* [Excerpt to read]:
#####

Choosing font color based on background color in Power BI

In August 2018, the Power BI team has released a new feature: conditional formatting by field value. This feature works for both background colors and font colors. Because different background colors require different font colors for text to be legible,  it makes sense to use both at the same time. In this blog post, I am showing how you can dynamically choose the font color depending on the background color.

First of all, I’d like to illustrate the problem by using the default Power BI color palette with black and white font colors:

The text is difficult to read sometimes because of inappropriate font color.

Notice how with the font color fixed, the numbers are sometimes a bit difficult to read. Black font reads okay when the background is light blue, but when it’s dark grey, it’s hardly legible. White works well for darker colors, but not for the lighter ones. Therefore, we need a dynamic font color selection.

Here is one way to solve this problem with DAX:

Font Color = 
VAR HexCode = UPPER ( {Hex color code} )
VAR SafeHex =
    IF (
        AND ( LEN ( HexCode ) = 7, LEFT ( HexCode, 1 ) = "#" ),
        HexCode,
        "#FFFFFF"
    )
VAR Digits =
    SELECTCOLUMNS (
        GENERATESERIES ( 1, 6 ),
        "Color Number",
        VAR Digit = MID ( SafeHex, [Value] + 1, 1 )
        RETURN
            IFERROR ( VALUE ( Digit ), UNICODE ( Digit ) - 55 ),
        "Base Multiplier", IF ( ISODD ( [Value] ), 16, 1 ),
        "Color Multiplier", SWITCH (
            TRUE (),
            [Value] <= 2, 0.299, -- Red
            [Value] <= 4, 0.587, -- Green
            [Value] <= 6, 0.114  -- Blue
        )
    )
VAR Intensity =
    SUMX (
        Digits,
        [Color Number] * [Base Multiplier] * [Color Multiplier]
    )
RETURN
    IF ( Intensity <= 186, "white", "black" )

To make the code above work, simply replace the yellow bit with your background color measure.

Here’s what the formula does:

  1. VAR HexCode makes sure all letters, if any, are uppercase — we will need that later.
  2. VAR SafeHex ensures the color code is of the expected format: this formula only works with full hex codes, such as #ff3333. Shorthand hex codes, such as #f33, and color names, will not work with this formula.
  3. VAR Digits explodes a hex code into a table with six rows, one for each digit, with hexadecimal digits converted and stored in the Color Number column.
    • The UNICODE function helps us with converting letters into numbers. For example, the Unicode number of letter A is 65, and it should be 10 when we convert from hex to dec, so we subtract 55.
    • Note that the Unicode number of letter a is 97 — this is exactly why we use uppercase letters only.
  4. Adds a multiplier for hexadecimal to decimal conversion (the Base Multiplier column): we need to multiply every odd digit by 16 for proper conversion.
  5. Adds a multiplier for color intensities (the Color Multiplier column): I just got these values from Mark Ransom on Stack Overflow.
  6. In VAR Intensity, we multiply all values and sum them to calculate the total color intensity.
  7. Finally, if the total intensity is greater than 186, the font color should be black, otherwise white.

If we now use the measure for font color conditional formatting, the result is as follows (third row):

With the font colors selected dynamically, the text is much easier to read.

The values are now easy to read regardless of the background color.

#####

* [Directions]:
Answer these questions about the post on font color in Power BI:
(a) In what month and year did the Power BI team release conditional formatting by field value?
(b) What number does the formula subtract from a letter's Unicode number when converting it from hex to decimal?
(c) Above what total intensity should the font color be black?
This data comes from a separate source.

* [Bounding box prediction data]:

#####

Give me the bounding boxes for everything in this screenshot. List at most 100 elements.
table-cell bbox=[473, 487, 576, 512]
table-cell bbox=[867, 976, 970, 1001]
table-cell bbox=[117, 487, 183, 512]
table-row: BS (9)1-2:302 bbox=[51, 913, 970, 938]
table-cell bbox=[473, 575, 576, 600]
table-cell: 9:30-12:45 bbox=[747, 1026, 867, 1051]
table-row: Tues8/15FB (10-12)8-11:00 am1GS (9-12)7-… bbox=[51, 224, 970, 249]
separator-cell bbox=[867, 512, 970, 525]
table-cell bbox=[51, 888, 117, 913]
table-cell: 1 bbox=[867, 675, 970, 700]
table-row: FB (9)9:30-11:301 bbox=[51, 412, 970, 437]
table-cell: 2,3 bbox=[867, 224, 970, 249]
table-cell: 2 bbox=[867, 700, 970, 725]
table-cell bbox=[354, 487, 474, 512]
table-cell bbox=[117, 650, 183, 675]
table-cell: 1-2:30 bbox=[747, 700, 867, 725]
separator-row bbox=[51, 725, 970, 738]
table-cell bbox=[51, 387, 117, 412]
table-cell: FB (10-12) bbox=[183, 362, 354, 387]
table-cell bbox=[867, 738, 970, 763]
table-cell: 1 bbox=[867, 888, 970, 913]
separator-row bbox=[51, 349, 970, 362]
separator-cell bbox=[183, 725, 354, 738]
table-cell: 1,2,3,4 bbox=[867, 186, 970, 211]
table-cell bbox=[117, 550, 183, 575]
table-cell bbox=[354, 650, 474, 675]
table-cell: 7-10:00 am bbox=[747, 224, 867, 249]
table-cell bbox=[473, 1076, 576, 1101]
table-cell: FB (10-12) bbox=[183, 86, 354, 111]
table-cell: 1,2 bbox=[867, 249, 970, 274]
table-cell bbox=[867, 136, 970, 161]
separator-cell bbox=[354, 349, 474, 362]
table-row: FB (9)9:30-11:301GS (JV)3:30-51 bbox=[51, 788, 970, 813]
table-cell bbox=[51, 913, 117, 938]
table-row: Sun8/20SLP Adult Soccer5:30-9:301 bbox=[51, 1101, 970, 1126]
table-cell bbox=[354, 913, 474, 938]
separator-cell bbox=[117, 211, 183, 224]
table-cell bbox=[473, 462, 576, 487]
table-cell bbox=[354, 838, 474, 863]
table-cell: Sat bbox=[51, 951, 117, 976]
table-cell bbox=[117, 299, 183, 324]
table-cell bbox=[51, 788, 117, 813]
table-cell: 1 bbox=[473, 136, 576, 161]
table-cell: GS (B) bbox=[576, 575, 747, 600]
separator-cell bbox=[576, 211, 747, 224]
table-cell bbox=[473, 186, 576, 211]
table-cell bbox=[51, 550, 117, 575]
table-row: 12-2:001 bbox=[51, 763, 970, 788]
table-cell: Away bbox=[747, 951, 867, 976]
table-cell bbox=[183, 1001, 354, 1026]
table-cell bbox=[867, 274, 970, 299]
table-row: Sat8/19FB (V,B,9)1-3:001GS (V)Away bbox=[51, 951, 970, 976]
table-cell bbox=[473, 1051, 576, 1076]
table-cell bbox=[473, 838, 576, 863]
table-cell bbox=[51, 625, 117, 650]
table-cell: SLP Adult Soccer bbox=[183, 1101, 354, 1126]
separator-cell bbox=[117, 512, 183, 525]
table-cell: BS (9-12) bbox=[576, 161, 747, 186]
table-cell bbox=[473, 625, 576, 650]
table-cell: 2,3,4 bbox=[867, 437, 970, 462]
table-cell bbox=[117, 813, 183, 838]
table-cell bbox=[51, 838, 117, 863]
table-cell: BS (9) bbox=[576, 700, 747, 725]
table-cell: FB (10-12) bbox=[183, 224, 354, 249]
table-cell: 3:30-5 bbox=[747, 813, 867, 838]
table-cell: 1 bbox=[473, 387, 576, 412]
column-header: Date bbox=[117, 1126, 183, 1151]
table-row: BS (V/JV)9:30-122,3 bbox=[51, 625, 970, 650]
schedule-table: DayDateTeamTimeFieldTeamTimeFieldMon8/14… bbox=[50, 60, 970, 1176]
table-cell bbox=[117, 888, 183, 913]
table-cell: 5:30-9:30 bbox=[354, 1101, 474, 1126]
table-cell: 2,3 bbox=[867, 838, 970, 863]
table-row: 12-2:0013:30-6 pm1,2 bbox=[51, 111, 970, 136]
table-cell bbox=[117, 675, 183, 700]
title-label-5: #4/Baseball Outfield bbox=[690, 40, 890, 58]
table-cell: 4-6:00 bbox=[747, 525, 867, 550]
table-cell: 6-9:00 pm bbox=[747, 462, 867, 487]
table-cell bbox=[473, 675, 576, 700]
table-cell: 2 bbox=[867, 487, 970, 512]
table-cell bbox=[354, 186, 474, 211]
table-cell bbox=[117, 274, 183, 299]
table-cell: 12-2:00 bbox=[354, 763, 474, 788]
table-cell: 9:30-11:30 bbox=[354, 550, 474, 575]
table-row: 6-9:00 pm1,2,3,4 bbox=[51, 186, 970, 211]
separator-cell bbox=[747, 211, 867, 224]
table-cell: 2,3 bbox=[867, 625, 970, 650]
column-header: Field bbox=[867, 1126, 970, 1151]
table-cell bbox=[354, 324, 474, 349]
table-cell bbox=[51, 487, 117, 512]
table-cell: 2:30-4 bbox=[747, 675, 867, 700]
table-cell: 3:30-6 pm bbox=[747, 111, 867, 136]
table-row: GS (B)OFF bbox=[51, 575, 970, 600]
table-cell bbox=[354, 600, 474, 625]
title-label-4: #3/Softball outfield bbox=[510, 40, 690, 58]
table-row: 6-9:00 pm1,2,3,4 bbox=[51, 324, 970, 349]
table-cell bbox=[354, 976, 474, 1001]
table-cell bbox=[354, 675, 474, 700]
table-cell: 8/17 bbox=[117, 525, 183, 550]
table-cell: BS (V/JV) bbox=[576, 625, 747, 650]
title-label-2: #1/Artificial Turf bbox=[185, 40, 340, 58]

#####

* [Answer to this problem]:
(a) August 2018
(b) 55
(c) 186